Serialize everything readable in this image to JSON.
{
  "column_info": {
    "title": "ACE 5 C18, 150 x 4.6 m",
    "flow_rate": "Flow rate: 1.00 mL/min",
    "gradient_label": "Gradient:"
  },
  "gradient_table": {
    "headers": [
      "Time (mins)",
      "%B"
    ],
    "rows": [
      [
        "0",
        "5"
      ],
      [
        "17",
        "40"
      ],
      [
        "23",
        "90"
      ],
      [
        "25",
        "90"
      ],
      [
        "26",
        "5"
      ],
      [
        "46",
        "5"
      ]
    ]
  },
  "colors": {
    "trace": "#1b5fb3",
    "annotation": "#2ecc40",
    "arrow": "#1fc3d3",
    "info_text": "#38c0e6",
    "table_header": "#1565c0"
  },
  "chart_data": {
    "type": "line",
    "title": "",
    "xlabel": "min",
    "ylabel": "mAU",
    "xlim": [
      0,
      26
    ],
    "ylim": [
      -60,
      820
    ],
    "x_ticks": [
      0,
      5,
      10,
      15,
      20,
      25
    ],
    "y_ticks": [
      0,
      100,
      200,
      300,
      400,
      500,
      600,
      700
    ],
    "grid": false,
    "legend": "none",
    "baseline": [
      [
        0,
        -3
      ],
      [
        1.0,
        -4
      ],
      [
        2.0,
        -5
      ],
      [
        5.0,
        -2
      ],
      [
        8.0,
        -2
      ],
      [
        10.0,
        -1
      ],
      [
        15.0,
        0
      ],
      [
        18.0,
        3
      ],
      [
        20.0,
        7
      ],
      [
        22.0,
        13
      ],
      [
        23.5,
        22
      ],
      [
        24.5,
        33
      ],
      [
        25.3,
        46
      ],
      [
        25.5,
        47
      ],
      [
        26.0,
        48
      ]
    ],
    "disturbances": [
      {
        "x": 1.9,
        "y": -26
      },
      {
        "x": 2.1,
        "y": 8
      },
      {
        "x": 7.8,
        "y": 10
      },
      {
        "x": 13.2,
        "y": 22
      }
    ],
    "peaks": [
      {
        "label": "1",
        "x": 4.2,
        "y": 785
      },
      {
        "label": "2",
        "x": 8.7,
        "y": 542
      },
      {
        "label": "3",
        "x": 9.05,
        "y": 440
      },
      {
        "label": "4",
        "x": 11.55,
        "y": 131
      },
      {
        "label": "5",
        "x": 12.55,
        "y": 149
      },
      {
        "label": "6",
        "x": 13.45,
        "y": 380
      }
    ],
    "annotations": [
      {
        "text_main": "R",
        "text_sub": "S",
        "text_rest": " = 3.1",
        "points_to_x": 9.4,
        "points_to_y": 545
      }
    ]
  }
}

**Task goal**.
Every record above must be duplicated exactly.

**Complete response**.
Serialize everything readable in this image to JSON.
{
  "column_info": {
    "title": "ACE 5 C18, 150 x 4.6 m",
    "flow_rate": "Flow rate: 1.00 mL/min",
    "gradient_label": "Gradient:"
  },
  "gradient_table": {
    "headers": [
      "Time (mins)",
      "%B"
    ],
    "rows": [
      [
        "0",
        "5"
      ],
      [
        "17",
        "40"
      ],
      [
        "23",
        "90"
      ],
      [
        "25",
        "90"
      ],
      [
        "26",
        "5"
      ],
      [
        "46",
        "5"
      ]
    ]
  },
  "colors": {
    "trace": "#1b5fb3",
    "annotation": "#2ecc40",
    "arrow": "#1fc3d3",
    "info_text": "#38c0e6",
    "table_header": "#1565c0"
  },
  "chart_data": {
    "type": "line",
    "title": "",
    "xlabel": "min",
    "ylabel": "mAU",
    "xlim": [
      0,
      26
    ],
    "ylim": [
      -60,
      820
    ],
    "x_ticks": [
      0,
      5,
      10,
      15,
      20,
      25
    ],
    "y_ticks": [
      0,
      100,
      200,
      300,
      400,
      500,
      600,
      700
    ],
    "grid": false,
    "legend": "none",
    "baseline": [
      [
        0,
        -3
      ],
      [
        1.0,
        -4
      ],
      [
        2.0,
        -5
      ],
      [
        5.0,
        -2
      ],
      [
        8.0,
        -2
      ],
      [
        10.0,
        -1
      ],
      [
        15.0,
        0
      ],
      [
        18.0,
        3
      ],
      [
        20.0,
        7
      ],
      [
        22.0,
        13
      ],
      [
        23.5,
        22
      ],
      [
        24.5,
        33
      ],
      [
        25.3,
        46
      ],
      [
        25.5,
        47
      ],
      [
        26.0,
        48
      ]
    ],
    "disturbances": [
      {
        "x": 1.9,
        "y": -26
      },
      {
        "x": 2.1,
        "y": 8
      },
      {
        "x": 7.8,
        "y": 10
      },
      {
        "x": 13.2,
        "y": 22
      }
    ],
    "peaks": [
      {
        "label": "1",
        "x": 4.2,
        "y": 785
      },
      {
        "label": "2",
        "x": 8.7,
        "y": 542
      },
      {
        "label": "3",
        "x": 9.05,
        "y": 440
      },
      {
        "label": "4",
        "x": 11.55,
        "y": 131
      },
      {
        "label": "5",
        "x": 12.55,
        "y": 149
      },
      {
        "label": "6",
        "x": 13.45,
        "y": 380
      }
    ],
    "annotations": [
      {
        "text_main": "R",
        "text_sub": "S",
        "text_rest": " = 3.1",
        "points_to_x": 9.4,
        "points_to_y": 545
      }
    ]
  }
}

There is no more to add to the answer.